DATA TO PROCESS >>

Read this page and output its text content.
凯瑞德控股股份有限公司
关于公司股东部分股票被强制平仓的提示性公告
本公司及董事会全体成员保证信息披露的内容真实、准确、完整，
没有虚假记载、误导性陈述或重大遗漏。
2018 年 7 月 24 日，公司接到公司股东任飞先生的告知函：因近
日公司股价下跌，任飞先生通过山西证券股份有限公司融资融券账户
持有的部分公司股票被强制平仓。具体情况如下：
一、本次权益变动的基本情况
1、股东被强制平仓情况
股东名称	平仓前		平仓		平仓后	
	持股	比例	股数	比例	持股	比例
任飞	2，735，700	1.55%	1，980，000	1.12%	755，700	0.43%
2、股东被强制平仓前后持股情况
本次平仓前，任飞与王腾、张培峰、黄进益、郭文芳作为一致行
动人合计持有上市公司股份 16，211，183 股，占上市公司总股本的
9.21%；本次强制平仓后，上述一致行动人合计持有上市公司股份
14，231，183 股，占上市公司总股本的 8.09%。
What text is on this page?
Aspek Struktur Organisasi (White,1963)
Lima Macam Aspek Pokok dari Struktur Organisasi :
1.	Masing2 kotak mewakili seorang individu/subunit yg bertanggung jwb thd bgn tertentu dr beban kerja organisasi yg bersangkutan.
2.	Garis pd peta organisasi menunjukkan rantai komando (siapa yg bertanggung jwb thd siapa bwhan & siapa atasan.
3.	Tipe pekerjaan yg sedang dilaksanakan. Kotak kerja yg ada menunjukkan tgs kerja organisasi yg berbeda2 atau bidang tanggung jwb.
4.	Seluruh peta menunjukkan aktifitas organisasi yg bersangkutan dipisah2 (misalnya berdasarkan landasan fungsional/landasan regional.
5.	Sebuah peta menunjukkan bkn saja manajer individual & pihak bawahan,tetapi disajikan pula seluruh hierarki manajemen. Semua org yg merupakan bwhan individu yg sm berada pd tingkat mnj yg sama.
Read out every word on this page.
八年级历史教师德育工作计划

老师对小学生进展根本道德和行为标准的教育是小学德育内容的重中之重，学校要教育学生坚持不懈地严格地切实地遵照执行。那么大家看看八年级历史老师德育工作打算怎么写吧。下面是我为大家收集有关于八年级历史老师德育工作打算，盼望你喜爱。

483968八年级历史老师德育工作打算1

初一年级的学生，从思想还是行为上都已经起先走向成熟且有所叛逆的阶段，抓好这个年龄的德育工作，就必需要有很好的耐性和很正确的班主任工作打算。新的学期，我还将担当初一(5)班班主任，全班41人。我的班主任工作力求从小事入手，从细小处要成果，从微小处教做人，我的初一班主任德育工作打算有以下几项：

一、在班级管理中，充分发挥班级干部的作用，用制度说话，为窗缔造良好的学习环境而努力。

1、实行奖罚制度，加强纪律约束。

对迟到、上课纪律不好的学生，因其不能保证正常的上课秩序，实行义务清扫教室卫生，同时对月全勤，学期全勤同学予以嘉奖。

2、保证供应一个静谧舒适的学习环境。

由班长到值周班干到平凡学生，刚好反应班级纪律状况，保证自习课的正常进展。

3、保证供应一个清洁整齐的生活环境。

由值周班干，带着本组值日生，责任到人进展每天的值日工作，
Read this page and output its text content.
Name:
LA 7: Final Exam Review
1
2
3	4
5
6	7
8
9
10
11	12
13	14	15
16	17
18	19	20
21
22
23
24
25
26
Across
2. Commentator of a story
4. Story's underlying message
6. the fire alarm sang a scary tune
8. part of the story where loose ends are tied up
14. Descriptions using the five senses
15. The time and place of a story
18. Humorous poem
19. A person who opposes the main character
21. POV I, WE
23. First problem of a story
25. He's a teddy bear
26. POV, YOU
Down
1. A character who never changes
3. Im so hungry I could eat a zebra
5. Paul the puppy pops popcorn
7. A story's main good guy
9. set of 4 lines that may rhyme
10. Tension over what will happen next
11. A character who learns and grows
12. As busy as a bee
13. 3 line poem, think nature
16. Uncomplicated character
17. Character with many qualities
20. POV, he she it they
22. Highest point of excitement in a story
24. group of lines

STATED PROBLEM >>
Reproduce the material precisely, including every line.

EXERCISE OUTPUT >>
Read this page and output its text content.
凯瑞德控股股份有限公司
关于公司股东部分股票被强制平仓的提示性公告
本公司及董事会全体成员保证信息披露的内容真实、准确、完整，
没有虚假记载、误导性陈述或重大遗漏。
2018 年 7 月 24 日，公司接到公司股东任飞先生的告知函：因近
日公司股价下跌，任飞先生通过山西证券股份有限公司融资融券账户
持有的部分公司股票被强制平仓。具体情况如下：
一、本次权益变动的基本情况
1、股东被强制平仓情况
股东名称	平仓前		平仓		平仓后	
	持股	比例	股数	比例	持股	比例
任飞	2，735，700	1.55%	1，980，000	1.12%	755，700	0.43%
2、股东被强制平仓前后持股情况
本次平仓前，任飞与王腾、张培峰、黄进益、郭文芳作为一致行
动人合计持有上市公司股份 16，211，183 股，占上市公司总股本的
9.21%；本次强制平仓后，上述一致行动人合计持有上市公司股份
14，231，183 股，占上市公司总股本的 8.09%。
What text is on this page?
Aspek Struktur Organisasi (White,1963)
Lima Macam Aspek Pokok dari Struktur Organisasi :
1.	Masing2 kotak mewakili seorang individu/subunit yg bertanggung jwb thd bgn tertentu dr beban kerja organisasi yg bersangkutan.
2.	Garis pd peta organisasi menunjukkan rantai komando (siapa yg bertanggung jwb thd siapa bwhan & siapa atasan.
3.	Tipe pekerjaan yg sedang dilaksanakan. Kotak kerja yg ada menunjukkan tgs kerja organisasi yg berbeda2 atau bidang tanggung jwb.
4.	Seluruh peta menunjukkan aktifitas organisasi yg bersangkutan dipisah2 (misalnya berdasarkan landasan fungsional/landasan regional.
5.	Sebuah peta menunjukkan bkn saja manajer individual & pihak bawahan,tetapi disajikan pula seluruh hierarki manajemen. Semua org yg merupakan bwhan individu yg sm berada pd tingkat mnj yg sama.
Read out every word on this page.
八年级历史教师德育工作计划

老师对小学生进展根本道德和行为标准的教育是小学德育内容的重中之重，学校要教育学生坚持不懈地严格地切实地遵照执行。那么大家看看八年级历史老师德育工作打算怎么写吧。下面是我为大家收集有关于八年级历史老师德育工作打算，盼望你喜爱。

483968八年级历史老师德育工作打算1

初一年级的学生，从思想还是行为上都已经起先走向成熟且有所叛逆的阶段，抓好这个年龄的德育工作，就必需要有很好的耐性和很正确的班主任工作打算。新的学期，我还将担当初一(5)班班主任，全班41人。我的班主任工作力求从小事入手，从细小处要成果，从微小处教做人，我的初一班主任德育工作打算有以下几项：

一、在班级管理中，充分发挥班级干部的作用，用制度说话，为窗缔造良好的学习环境而努力。

1、实行奖罚制度，加强纪律约束。

对迟到、上课纪律不好的学生，因其不能保证正常的上课秩序，实行义务清扫教室卫生，同时对月全勤，学期全勤同学予以嘉奖。

2、保证供应一个静谧舒适的学习环境。

由班长到值周班干到平凡学生，刚好反应班级纪律状况，保证自习课的正常进展。

3、保证供应一个清洁整齐的生活环境。

由值周班干，带着本组值日生，责任到人进展每天的值日工作，
Read this page and output its text content.
Name:
LA 7: Final Exam Review
1
2
3	4
5
6	7
8
9
10
11	12
13	14	15
16	17
18	19	20
21
22
23
24
25
26
Across
2. Commentator of a story
4. Story's underlying message
6. the fire alarm sang a scary tune
8. part of the story where loose ends are tied up
14. Descriptions using the five senses
15. The time and place of a story
18. Humorous poem
19. A person who opposes the main character
21. POV I, WE
23. First problem of a story
25. He's a teddy bear
26. POV, YOU
Down
1. A character who never changes
3. Im so hungry I could eat a zebra
5. Paul the puppy pops popcorn
7. A story's main good guy
9. set of 4 lines that may rhyme
10. Tension over what will happen next
11. A character who learns and grows
12. As busy as a bee
13. 3 line poem, think nature
16. Uncomplicated character
17. Character with many qualities
20. POV, he she it they
22. Highest point of excitement in a story
24. group of lines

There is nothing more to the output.